#### Goal of the exercise
Rewrite every line of the items below with "inHg" changed to "kPa" wherever it occurs, keeping all other text identical.

Listings of boxed layout items
☆ ☆ ☆
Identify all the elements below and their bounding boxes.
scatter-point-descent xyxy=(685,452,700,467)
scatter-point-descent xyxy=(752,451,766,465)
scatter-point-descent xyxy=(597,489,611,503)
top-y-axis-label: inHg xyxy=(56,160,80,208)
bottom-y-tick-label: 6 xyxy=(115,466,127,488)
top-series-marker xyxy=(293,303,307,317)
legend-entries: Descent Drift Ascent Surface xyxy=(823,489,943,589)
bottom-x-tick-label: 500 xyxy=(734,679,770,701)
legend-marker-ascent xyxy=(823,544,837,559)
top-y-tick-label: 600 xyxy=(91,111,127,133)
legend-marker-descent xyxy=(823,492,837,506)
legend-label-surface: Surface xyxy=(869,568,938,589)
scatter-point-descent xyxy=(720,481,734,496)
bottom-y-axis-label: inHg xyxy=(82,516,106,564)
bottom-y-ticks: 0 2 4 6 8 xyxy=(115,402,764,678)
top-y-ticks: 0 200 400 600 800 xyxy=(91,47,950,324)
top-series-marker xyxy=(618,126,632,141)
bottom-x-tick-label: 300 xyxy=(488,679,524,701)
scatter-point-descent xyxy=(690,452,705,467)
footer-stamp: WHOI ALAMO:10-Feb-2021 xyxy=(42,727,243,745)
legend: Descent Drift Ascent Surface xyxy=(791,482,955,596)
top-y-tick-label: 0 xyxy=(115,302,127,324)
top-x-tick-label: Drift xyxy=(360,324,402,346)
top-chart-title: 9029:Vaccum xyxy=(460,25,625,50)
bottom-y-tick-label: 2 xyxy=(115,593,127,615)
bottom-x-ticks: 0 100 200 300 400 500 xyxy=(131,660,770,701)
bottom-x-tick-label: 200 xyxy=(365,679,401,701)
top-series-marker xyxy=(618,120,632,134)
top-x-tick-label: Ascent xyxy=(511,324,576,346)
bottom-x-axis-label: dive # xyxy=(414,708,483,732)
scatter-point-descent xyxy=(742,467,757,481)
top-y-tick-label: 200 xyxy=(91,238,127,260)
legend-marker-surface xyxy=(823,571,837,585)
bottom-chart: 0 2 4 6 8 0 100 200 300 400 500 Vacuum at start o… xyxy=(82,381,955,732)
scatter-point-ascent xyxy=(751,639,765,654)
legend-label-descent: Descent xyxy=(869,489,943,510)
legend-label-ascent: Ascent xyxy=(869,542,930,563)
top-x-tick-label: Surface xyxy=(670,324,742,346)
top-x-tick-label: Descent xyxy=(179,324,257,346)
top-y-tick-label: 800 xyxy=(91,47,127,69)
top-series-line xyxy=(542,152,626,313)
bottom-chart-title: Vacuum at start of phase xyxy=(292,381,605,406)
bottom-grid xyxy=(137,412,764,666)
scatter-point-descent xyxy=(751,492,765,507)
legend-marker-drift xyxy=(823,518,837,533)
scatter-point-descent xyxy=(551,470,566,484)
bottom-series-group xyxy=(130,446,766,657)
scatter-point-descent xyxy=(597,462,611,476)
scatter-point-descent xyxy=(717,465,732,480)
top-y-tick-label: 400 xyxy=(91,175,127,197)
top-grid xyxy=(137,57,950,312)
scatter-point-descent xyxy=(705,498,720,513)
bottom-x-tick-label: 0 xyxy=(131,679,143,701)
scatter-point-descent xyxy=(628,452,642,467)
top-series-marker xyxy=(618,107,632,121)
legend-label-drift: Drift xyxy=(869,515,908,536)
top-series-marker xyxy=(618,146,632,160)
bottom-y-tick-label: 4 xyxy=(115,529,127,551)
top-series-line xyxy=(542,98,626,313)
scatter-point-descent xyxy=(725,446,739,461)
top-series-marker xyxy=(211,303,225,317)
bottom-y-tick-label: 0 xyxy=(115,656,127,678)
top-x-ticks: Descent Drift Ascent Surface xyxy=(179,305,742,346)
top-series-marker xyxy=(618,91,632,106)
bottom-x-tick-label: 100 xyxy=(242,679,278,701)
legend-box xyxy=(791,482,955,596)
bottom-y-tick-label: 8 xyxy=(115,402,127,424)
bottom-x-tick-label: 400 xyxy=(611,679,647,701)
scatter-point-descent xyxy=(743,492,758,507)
☆ ☆ ☆
#### Task answer
Identify all the elements below and their bounding boxes.
scatter-point-descent xyxy=(685,452,700,467)
scatter-point-descent xyxy=(752,451,766,465)
scatter-point-descent xyxy=(597,489,611,503)
top-y-axis-label: kPa xyxy=(56,160,80,208)
bottom-y-tick-label: 6 xyxy=(115,466,127,488)
top-series-marker xyxy=(293,303,307,317)
legend-entries: Descent Drift Ascent Surface xyxy=(823,489,943,589)
bottom-x-tick-label: 500 xyxy=(734,679,770,701)
legend-marker-ascent xyxy=(823,544,837,559)
top-y-tick-label: 600 xyxy=(91,111,127,133)
legend-marker-descent xyxy=(823,492,837,506)
legend-label-surface: Surface xyxy=(869,568,938,589)
scatter-point-descent xyxy=(720,481,734,496)
bottom-y-axis-label: kPa xyxy=(82,516,106,564)
bottom-y-ticks: 0 2 4 6 8 xyxy=(115,402,764,678)
top-y-ticks: 0 200 400 600 800 xyxy=(91,47,950,324)
top-series-marker xyxy=(618,126,632,141)
bottom-x-tick-label: 300 xyxy=(488,679,524,701)
scatter-point-descent xyxy=(690,452,705,467)
footer-stamp: WHOI ALAMO:10-Feb-2021 xyxy=(42,727,243,745)
legend: Descent Drift Ascent Surface xyxy=(791,482,955,596)
top-y-tick-label: 0 xyxy=(115,302,127,324)
top-x-tick-label: Drift xyxy=(360,324,402,346)
top-chart-title: 9029:Vaccum xyxy=(460,25,625,50)
bottom-y-tick-label: 2 xyxy=(115,593,127,615)
bottom-x-ticks: 0 100 200 300 400 500 xyxy=(131,660,770,701)
bottom-x-tick-label: 200 xyxy=(365,679,401,701)
top-series-marker xyxy=(618,120,632,134)
top-x-tick-label: Ascent xyxy=(511,324,576,346)
bottom-x-axis-label: dive # xyxy=(414,708,483,732)
scatter-point-descent xyxy=(742,467,757,481)
top-y-tick-label: 200 xyxy=(91,238,127,260)
legend-marker-surface xyxy=(823,571,837,585)
bottom-chart: 0 2 4 6 8 0 100 200 300 400 500 Vacuum at start o… xyxy=(82,381,955,732)
scatter-point-ascent xyxy=(751,639,765,654)
legend-label-descent: Descent xyxy=(869,489,943,510)
legend-label-ascent: Ascent xyxy=(869,542,930,563)
top-x-tick-label: Surface xyxy=(670,324,742,346)
top-x-tick-label: Descent xyxy=(179,324,257,346)
top-y-tick-label: 800 xyxy=(91,47,127,69)
top-series-line xyxy=(542,152,626,313)
bottom-chart-title: Vacuum at start of phase xyxy=(292,381,605,406)
bottom-grid xyxy=(137,412,764,666)
scatter-point-descent xyxy=(751,492,765,507)
legend-marker-drift xyxy=(823,518,837,533)
scatter-point-descent xyxy=(551,470,566,484)
bottom-series-group xyxy=(130,446,766,657)
scatter-point-descent xyxy=(597,462,611,476)
scatter-point-descent xyxy=(717,465,732,480)
top-y-tick-label: 400 xyxy=(91,175,127,197)
top-grid xyxy=(137,57,950,312)
scatter-point-descent xyxy=(705,498,720,513)
bottom-x-tick-label: 0 xyxy=(131,679,143,701)
scatter-point-descent xyxy=(628,452,642,467)
top-series-marker xyxy=(618,107,632,121)
legend-label-drift: Drift xyxy=(869,515,908,536)
top-series-marker xyxy=(618,146,632,160)
bottom-y-tick-label: 4 xyxy=(115,529,127,551)
top-series-line xyxy=(542,98,626,313)
scatter-point-descent xyxy=(725,446,739,461)
top-series-marker xyxy=(211,303,225,317)
bottom-y-tick-label: 0 xyxy=(115,656,127,678)
top-x-ticks: Descent Drift Ascent Surface xyxy=(179,305,742,346)
top-series-marker xyxy=(618,91,632,106)
bottom-x-tick-label: 100 xyxy=(242,679,278,701)
legend-box xyxy=(791,482,955,596)
bottom-y-tick-label: 8 xyxy=(115,402,127,424)
bottom-x-tick-label: 400 xyxy=(611,679,647,701)
scatter-point-descent xyxy=(743,492,758,507)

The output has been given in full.